What the exercise asks: Show every line in the entries below where the word "color" appears.

### Material supplied ###

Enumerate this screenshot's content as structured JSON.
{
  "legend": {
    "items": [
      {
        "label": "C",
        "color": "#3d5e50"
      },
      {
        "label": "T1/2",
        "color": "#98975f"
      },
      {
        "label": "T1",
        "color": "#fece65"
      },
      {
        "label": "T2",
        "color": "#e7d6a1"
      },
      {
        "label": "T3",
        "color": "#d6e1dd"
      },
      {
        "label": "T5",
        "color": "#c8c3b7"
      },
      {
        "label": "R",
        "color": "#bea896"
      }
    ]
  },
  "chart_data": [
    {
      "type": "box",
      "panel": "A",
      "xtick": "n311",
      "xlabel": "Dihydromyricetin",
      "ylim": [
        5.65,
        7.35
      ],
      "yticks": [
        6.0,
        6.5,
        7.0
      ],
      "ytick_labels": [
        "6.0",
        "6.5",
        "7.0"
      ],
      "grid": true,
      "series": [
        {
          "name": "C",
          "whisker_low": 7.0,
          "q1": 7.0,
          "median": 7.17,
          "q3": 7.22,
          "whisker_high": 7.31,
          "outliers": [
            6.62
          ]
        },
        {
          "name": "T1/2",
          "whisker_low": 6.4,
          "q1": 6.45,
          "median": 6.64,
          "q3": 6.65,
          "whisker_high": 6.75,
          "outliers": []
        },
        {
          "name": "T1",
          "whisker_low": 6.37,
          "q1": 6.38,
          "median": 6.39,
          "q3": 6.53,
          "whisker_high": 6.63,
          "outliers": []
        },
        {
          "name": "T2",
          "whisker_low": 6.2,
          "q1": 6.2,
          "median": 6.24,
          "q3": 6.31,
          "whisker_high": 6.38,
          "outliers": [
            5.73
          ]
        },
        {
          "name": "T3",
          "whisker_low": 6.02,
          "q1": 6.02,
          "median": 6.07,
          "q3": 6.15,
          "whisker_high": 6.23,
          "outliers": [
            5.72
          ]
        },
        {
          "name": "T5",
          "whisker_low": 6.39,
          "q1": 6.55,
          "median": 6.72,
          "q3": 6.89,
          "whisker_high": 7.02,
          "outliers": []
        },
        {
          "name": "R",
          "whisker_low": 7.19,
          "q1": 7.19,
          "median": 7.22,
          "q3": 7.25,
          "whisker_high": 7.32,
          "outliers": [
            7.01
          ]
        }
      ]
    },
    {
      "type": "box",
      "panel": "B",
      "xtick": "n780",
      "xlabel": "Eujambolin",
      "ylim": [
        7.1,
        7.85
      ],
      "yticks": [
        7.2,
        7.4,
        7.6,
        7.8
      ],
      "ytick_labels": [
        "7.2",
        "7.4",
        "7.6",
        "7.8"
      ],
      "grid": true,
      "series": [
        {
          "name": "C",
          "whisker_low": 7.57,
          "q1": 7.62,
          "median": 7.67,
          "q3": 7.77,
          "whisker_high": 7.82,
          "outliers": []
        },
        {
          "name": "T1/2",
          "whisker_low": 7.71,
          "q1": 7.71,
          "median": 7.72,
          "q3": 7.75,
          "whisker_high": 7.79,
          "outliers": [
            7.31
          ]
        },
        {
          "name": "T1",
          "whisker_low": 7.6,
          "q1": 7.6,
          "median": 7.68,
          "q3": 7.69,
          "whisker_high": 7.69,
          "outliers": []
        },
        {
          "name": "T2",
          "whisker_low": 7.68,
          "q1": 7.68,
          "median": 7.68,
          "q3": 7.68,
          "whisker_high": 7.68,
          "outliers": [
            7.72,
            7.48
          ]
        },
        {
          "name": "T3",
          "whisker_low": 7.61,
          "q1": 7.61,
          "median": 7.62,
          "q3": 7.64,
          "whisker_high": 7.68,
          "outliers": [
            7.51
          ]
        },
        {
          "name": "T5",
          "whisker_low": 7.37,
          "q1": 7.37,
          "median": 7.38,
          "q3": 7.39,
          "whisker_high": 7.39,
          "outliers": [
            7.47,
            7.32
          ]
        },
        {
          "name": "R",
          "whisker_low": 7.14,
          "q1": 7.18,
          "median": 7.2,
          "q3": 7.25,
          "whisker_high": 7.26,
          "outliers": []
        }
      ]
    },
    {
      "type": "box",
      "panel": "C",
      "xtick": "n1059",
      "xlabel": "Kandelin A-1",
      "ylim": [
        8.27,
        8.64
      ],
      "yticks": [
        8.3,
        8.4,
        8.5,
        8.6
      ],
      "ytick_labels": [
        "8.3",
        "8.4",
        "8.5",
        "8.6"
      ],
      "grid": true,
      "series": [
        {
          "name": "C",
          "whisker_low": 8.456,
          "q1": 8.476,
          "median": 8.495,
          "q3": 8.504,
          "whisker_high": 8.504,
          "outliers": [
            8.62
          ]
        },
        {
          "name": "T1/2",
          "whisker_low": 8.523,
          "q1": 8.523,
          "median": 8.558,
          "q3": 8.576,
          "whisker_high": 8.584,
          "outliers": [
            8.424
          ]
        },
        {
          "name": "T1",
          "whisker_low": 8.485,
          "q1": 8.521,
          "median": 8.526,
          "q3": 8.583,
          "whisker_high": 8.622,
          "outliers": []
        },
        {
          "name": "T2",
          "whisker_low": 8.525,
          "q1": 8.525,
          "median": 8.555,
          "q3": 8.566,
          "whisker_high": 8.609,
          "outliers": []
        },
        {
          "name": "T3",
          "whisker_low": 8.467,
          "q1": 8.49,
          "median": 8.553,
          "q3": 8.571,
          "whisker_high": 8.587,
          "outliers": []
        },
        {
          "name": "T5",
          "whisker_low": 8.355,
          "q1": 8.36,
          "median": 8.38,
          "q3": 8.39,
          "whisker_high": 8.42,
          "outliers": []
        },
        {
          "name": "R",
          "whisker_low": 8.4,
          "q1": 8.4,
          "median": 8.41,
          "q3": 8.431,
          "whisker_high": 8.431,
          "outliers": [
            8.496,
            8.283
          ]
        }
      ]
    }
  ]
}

###

Output below:
        "color": "#3d5e50"
        "color": "#98975f"
        "color": "#fece65"
        "color": "#e7d6a1"
        "color": "#d6e1dd"
        "color": "#c8c3b7"
        "color": "#bea896"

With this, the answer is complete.